● GIVEN DATA:
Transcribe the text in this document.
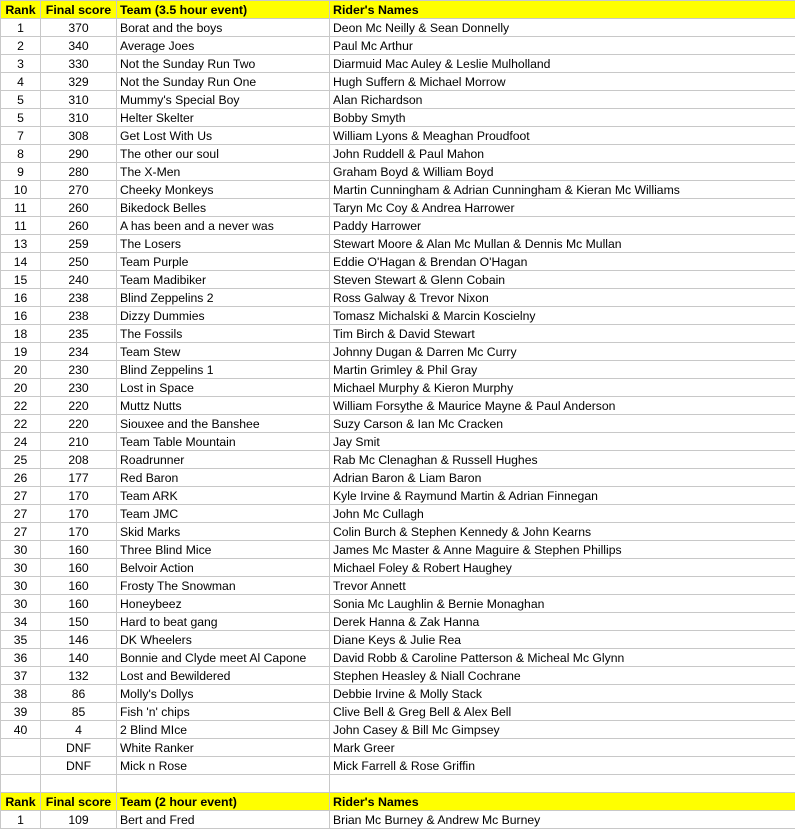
Rank	Final score	Team (3.5 hour event)	Rider's Names
1	370	Borat and the boys	Deon Mc Neilly & Sean Donnelly
2	340	Average Joes	Paul Mc Arthur
3	330	Not the Sunday Run Two	Diarmuid Mac Auley & Leslie Mulholland
4	329	Not the Sunday Run One	Hugh Suffern & Michael Morrow
5	310	Mummy's Special Boy	Alan Richardson
5	310	Helter Skelter	Bobby Smyth
7	308	Get Lost With Us	William Lyons & Meaghan Proudfoot
8	290	The other our soul	John Ruddell & Paul Mahon
9	280	The X-Men	Graham Boyd & William Boyd
10	270	Cheeky Monkeys	Martin Cunningham & Adrian Cunningham & Kieran Mc Williams
11	260	Bikedock Belles	Taryn Mc Coy & Andrea Harrower
11	260	A has been and a never was	Paddy Harrower
13	259	The Losers	Stewart Moore & Alan Mc Mullan & Dennis Mc Mullan
14	250	Team Purple	Eddie O'Hagan & Brendan O'Hagan
15	240	Team Madibiker	Steven Stewart & Glenn Cobain
16	238	Blind Zeppelins 2	Ross Galway & Trevor Nixon
16	238	Dizzy Dummies	Tomasz Michalski & Marcin Koscielny
18	235	The Fossils	Tim Birch & David Stewart
19	234	Team Stew	Johnny Dugan & Darren Mc Curry
20	230	Blind Zeppelins 1	Martin Grimley & Phil Gray
20	230	Lost in Space	Michael Murphy & Kieron Murphy
22	220	Muttz Nutts	William Forsythe & Maurice Mayne & Paul Anderson
22	220	Siouxee and the Banshee	Suzy Carson & Ian Mc Cracken
24	210	Team Table Mountain	Jay Smit
25	208	Roadrunner	Rab Mc Clenaghan & Russell Hughes
26	177	Red Baron	Adrian Baron & Liam Baron
27	170	Team ARK	Kyle Irvine & Raymund Martin & Adrian Finnegan
27	170	Team JMC	John Mc Cullagh
27	170	Skid Marks	Colin Burch & Stephen Kennedy & John Kearns
30	160	Three Blind Mice	James Mc Master & Anne Maguire & Stephen Phillips
30	160	Belvoir Action	Michael Foley & Robert Haughey
30	160	Frosty The Snowman	Trevor Annett
30	160	Honeybeez	Sonia Mc Laughlin & Bernie Monaghan
34	150	Hard to beat gang	Derek Hanna & Zak Hanna
35	146	DK Wheelers	Diane Keys & Julie Rea
36	140	Bonnie and Clyde meet Al Capone	David Robb & Caroline Patterson & Micheal Mc Glynn
37	132	Lost and Bewildered	Stephen Heasley & Niall Cochrane
38	86	Molly's Dollys	Debbie Irvine & Molly Stack
39	85	Fish 'n' chips	Clive Bell & Greg Bell & Alex Bell
40	4	2 Blind MIce	John Casey & Bill Mc Gimpsey
	DNF	White Ranker	Mark Greer
	DNF	Mick n Rose	Mick Farrell & Rose Griffin

Rank	Final score	Team (2 hour event)	Rider's Names
1	109	Bert and Fred	Brian Mc Burney & Andrew Mc Burney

● GOAL:
Check each line of the records for the word "Rider", and show the lines that contain it.

● ANSWER TO THIS TASK:
Rank	Final score	Team (3.5 hour event)	Rider's Names
Rank	Final score	Team (2 hour event)	Rider's Names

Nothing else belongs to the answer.